** START **
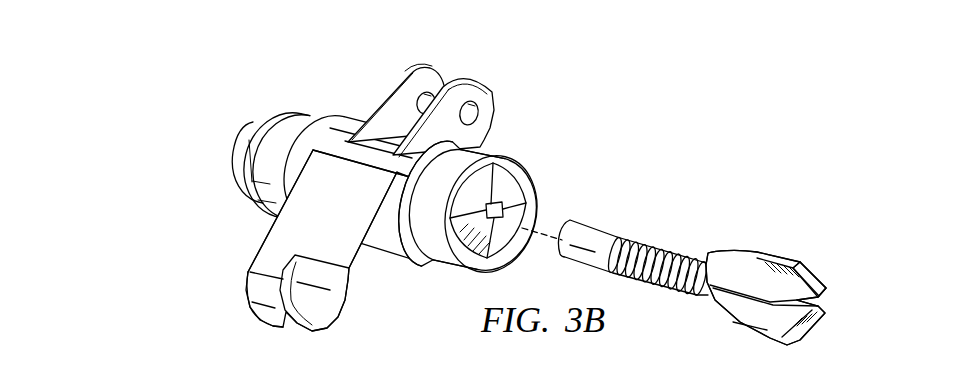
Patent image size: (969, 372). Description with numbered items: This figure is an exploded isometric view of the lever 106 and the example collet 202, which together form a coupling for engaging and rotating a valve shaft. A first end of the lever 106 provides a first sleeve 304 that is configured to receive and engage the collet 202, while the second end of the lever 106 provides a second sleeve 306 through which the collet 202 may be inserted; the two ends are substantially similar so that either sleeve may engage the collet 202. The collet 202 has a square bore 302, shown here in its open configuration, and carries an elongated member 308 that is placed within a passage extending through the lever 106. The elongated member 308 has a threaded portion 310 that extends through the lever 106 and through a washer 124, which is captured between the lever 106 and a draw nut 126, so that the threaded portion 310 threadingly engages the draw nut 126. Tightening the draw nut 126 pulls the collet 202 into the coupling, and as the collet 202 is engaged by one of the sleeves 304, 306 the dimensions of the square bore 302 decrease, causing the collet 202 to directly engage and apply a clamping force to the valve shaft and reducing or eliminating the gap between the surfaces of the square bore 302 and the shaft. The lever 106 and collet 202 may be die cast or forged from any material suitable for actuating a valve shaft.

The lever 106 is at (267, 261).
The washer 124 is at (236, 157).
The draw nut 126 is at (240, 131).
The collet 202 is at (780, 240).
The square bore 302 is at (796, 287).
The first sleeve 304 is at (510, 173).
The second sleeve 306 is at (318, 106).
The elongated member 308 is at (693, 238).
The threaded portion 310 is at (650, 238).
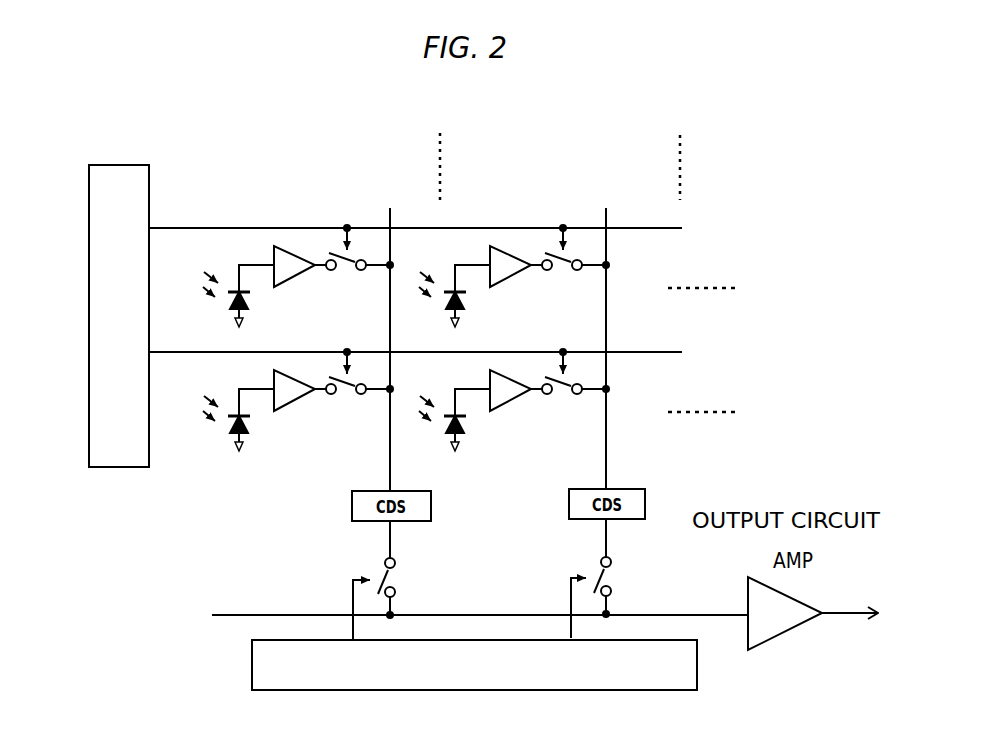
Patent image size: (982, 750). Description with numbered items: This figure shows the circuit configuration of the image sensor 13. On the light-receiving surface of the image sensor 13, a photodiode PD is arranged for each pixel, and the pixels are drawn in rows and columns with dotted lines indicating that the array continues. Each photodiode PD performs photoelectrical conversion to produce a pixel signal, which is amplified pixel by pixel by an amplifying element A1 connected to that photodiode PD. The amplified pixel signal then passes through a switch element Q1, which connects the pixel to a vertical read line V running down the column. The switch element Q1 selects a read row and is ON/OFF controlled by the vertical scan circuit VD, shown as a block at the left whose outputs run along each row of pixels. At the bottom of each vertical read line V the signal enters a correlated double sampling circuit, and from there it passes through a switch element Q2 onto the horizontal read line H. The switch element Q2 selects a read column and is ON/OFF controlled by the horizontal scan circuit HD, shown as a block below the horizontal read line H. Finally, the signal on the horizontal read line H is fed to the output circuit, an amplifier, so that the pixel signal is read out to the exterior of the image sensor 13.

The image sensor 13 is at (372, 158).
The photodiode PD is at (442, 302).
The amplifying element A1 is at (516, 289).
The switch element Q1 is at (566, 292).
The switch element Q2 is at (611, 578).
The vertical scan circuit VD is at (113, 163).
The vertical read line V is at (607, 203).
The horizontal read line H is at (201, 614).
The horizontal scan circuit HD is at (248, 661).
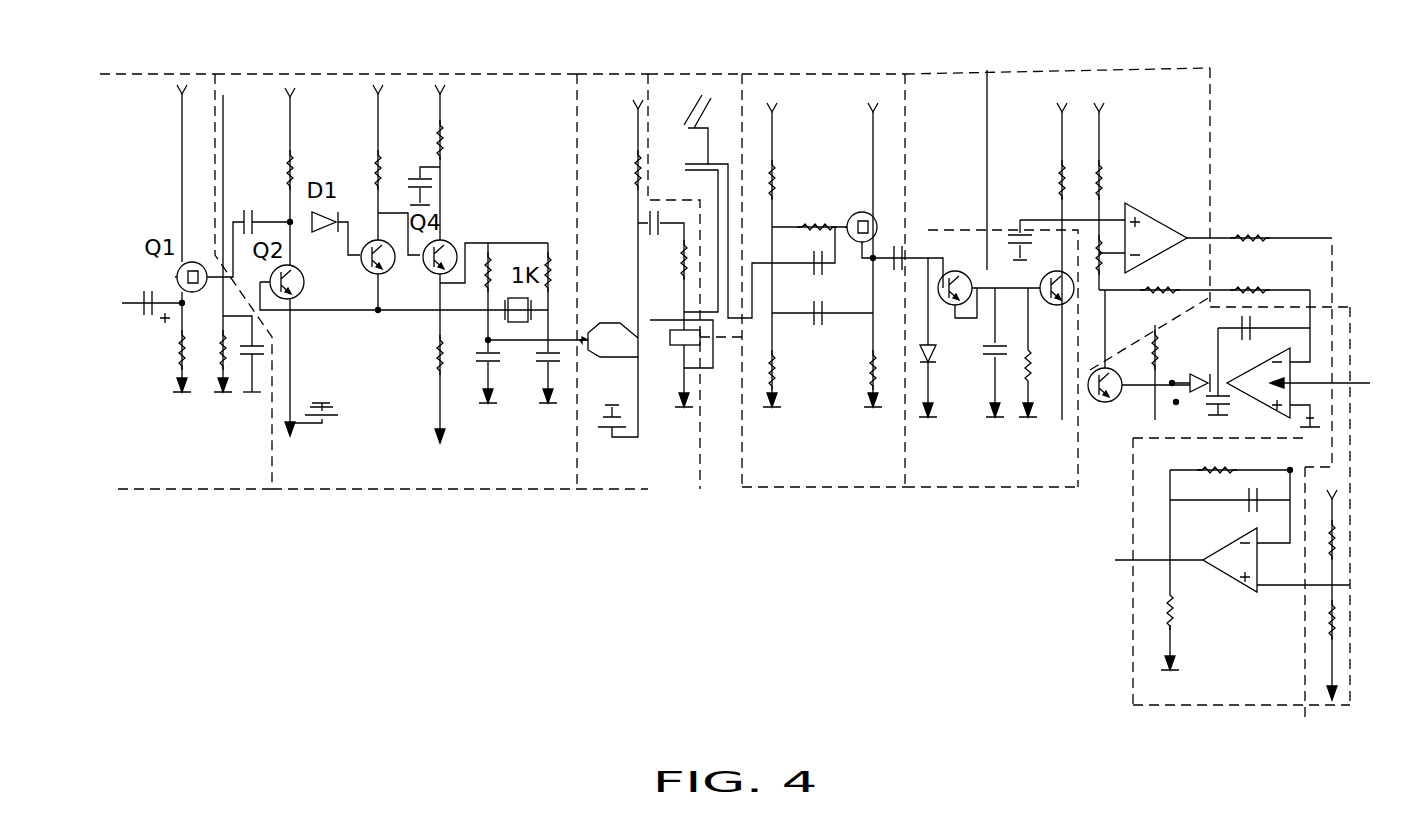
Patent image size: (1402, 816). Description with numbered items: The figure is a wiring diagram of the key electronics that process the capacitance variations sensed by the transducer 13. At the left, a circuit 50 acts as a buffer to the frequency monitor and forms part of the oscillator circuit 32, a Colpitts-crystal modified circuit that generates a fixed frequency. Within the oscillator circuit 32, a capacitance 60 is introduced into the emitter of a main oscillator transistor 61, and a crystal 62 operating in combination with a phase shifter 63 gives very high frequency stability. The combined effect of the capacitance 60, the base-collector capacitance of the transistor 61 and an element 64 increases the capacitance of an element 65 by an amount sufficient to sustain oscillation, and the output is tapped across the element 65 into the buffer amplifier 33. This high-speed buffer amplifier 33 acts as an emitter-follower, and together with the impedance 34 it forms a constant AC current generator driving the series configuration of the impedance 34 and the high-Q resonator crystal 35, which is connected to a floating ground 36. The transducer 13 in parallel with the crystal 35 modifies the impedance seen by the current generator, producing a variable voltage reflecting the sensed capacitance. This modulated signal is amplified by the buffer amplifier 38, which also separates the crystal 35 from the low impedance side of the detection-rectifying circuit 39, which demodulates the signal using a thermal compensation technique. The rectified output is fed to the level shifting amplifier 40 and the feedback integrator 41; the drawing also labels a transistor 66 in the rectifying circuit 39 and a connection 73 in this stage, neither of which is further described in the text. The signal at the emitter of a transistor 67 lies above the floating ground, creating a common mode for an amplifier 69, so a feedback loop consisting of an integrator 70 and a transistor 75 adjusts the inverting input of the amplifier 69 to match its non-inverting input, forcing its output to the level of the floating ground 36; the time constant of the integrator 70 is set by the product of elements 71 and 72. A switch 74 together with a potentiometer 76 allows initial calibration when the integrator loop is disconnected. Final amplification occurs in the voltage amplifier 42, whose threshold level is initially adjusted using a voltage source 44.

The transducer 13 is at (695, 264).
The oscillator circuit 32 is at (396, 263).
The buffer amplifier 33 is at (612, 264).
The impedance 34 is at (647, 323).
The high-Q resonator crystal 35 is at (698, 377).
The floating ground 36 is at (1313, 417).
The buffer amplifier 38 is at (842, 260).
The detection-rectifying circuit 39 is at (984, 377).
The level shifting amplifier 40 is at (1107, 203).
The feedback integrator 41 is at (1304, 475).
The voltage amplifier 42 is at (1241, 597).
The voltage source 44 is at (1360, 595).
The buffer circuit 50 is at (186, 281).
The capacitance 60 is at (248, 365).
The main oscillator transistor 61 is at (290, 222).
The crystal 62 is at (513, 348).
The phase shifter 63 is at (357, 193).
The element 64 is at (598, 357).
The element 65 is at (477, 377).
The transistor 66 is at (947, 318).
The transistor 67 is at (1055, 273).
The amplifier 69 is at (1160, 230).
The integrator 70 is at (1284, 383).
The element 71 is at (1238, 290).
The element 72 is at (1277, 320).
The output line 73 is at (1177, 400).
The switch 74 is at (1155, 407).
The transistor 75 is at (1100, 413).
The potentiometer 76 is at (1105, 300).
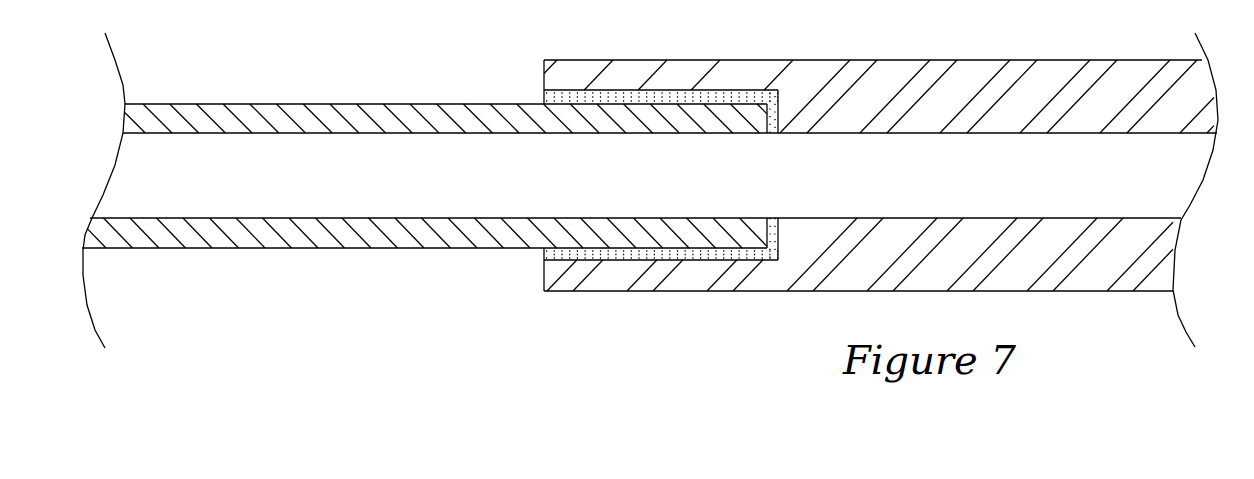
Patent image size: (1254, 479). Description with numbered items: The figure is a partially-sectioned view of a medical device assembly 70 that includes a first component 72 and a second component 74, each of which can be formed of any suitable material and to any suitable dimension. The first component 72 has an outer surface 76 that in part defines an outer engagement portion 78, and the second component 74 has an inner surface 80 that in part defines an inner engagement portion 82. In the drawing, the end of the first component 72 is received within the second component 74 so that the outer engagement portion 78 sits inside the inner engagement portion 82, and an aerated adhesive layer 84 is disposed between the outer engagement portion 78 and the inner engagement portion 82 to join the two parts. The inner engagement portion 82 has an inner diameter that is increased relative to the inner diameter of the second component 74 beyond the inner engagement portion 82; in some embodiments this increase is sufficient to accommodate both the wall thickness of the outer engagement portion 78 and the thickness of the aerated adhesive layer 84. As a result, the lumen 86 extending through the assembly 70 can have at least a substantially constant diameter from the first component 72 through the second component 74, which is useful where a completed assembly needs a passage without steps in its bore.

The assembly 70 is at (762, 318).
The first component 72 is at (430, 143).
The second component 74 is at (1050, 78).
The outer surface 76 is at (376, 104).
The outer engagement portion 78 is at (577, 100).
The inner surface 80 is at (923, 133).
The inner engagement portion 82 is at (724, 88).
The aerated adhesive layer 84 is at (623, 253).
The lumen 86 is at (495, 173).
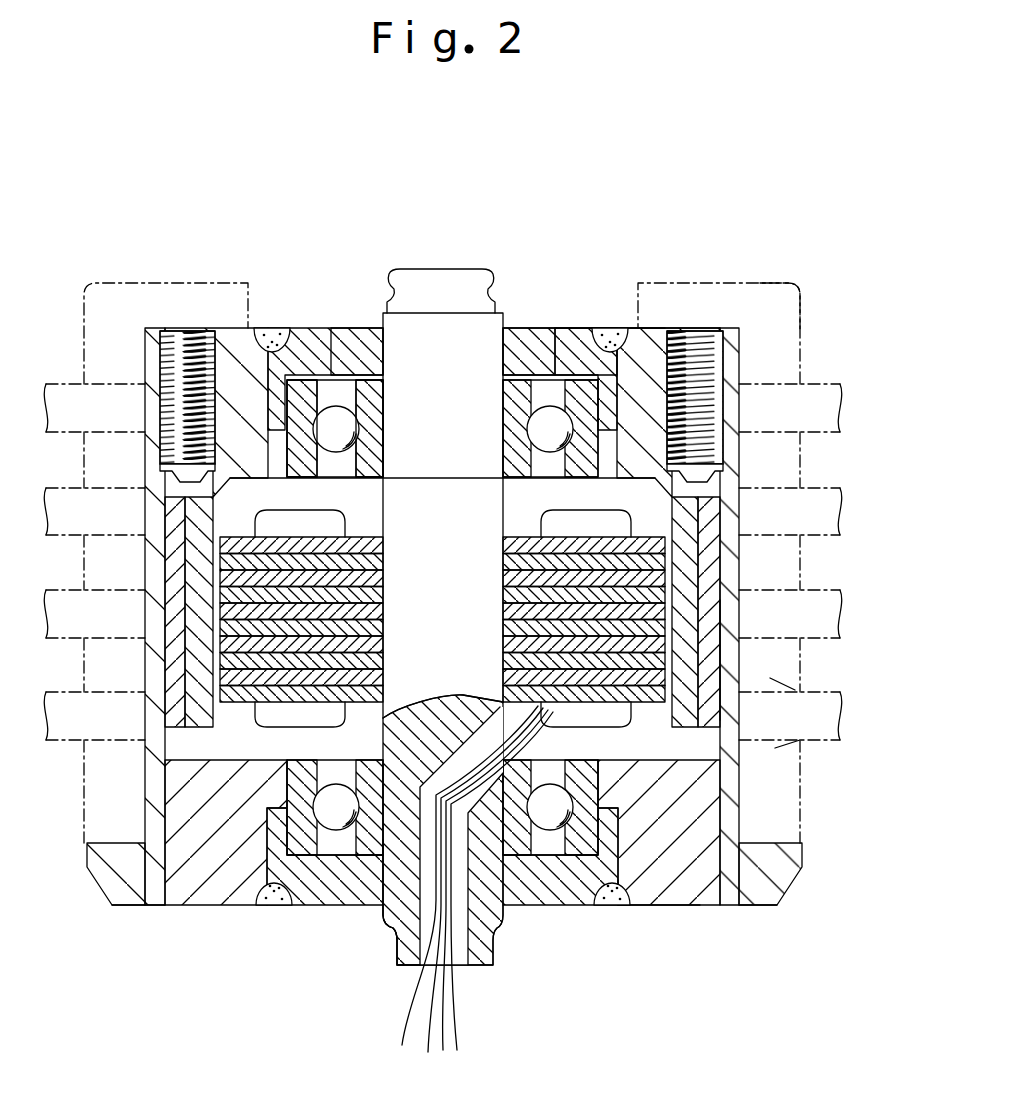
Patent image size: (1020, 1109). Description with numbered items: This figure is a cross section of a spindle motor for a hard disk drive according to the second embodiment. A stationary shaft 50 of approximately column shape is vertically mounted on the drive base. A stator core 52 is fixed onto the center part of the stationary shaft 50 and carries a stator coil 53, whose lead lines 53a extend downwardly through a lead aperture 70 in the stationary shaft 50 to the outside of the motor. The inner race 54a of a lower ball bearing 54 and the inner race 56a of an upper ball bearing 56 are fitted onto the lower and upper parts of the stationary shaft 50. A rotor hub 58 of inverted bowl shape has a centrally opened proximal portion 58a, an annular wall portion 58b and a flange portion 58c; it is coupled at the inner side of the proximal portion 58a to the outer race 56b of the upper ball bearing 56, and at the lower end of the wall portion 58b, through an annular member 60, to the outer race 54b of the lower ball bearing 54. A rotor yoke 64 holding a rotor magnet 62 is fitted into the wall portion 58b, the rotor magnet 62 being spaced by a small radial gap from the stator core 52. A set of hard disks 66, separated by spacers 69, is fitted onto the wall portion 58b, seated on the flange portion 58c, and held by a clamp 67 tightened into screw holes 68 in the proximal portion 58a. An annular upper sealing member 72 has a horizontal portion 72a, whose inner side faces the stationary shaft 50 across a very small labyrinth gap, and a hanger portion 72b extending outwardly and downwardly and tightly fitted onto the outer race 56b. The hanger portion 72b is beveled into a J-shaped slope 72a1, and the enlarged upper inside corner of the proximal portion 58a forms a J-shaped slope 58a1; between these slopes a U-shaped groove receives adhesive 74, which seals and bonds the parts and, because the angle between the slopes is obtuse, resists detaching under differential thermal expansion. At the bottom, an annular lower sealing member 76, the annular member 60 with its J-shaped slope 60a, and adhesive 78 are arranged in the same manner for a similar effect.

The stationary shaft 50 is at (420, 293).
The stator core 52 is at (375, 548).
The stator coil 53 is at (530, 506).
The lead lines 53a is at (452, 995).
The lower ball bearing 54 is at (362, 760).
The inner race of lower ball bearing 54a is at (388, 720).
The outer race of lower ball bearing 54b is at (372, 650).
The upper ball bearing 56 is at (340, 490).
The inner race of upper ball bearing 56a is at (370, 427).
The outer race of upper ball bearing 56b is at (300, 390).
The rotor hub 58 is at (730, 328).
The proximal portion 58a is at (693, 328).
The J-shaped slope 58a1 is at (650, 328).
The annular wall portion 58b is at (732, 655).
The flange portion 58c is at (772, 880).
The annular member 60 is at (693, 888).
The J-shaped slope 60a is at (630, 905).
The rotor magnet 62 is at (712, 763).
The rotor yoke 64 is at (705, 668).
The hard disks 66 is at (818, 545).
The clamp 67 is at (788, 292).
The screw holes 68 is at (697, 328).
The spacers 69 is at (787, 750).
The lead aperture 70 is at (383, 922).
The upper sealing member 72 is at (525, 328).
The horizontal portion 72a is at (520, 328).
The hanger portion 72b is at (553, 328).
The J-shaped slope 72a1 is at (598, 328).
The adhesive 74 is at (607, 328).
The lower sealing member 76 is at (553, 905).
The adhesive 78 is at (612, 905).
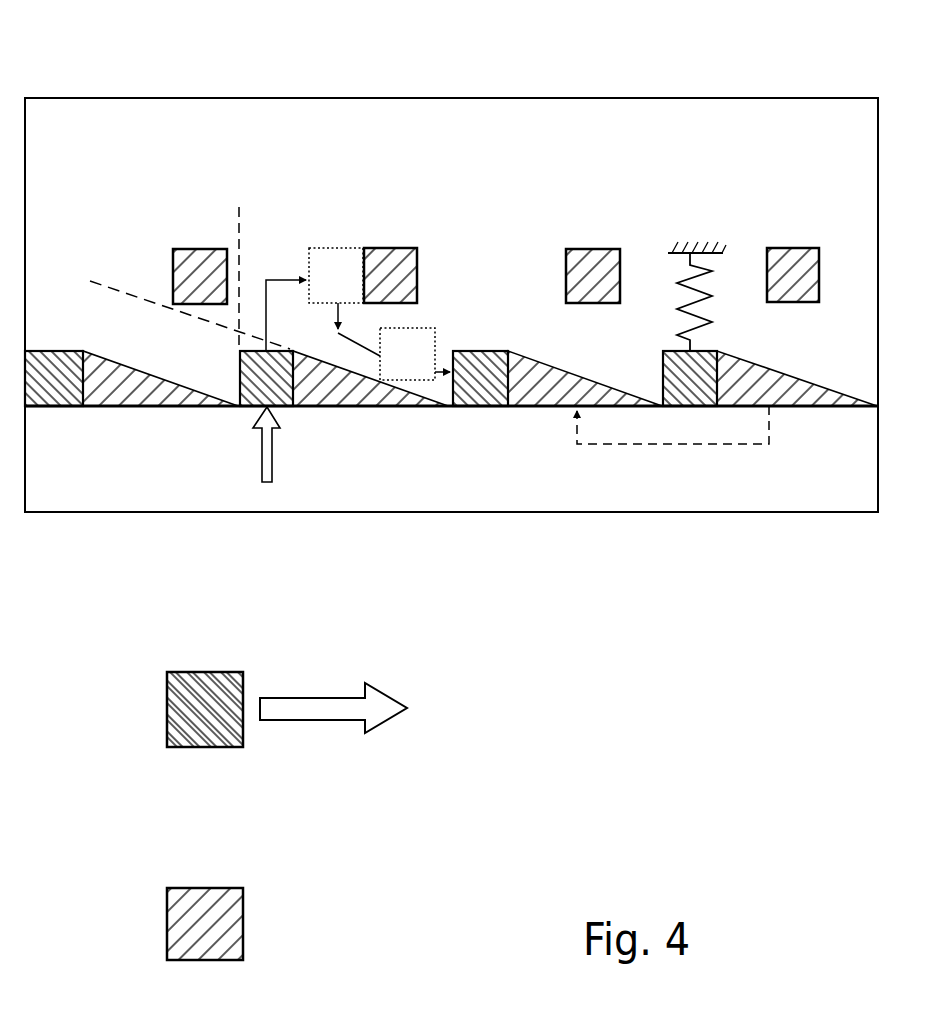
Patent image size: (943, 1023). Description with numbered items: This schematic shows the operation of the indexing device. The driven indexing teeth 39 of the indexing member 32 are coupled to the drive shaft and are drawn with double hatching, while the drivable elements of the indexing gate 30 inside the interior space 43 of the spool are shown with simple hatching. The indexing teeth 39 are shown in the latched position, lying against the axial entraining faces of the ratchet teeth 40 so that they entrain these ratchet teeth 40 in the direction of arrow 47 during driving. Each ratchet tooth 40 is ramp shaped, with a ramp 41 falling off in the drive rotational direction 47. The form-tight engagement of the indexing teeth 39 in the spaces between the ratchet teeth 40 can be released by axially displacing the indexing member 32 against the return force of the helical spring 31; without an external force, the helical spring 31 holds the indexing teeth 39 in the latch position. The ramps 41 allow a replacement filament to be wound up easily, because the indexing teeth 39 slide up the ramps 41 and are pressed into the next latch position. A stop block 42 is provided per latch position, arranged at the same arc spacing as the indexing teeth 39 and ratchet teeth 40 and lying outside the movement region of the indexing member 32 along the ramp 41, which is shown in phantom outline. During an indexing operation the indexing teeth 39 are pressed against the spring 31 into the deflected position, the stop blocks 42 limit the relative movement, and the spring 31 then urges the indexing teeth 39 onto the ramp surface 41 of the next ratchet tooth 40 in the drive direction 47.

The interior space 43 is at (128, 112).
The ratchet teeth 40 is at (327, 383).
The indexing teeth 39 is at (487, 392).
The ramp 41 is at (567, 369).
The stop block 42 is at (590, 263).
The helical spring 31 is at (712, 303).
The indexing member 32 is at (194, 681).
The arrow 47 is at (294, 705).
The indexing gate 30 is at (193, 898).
** END **
### Exercise brief
Please state how many lines of the records contain the word "lumen". Give only the number.

### Response to this exercise
2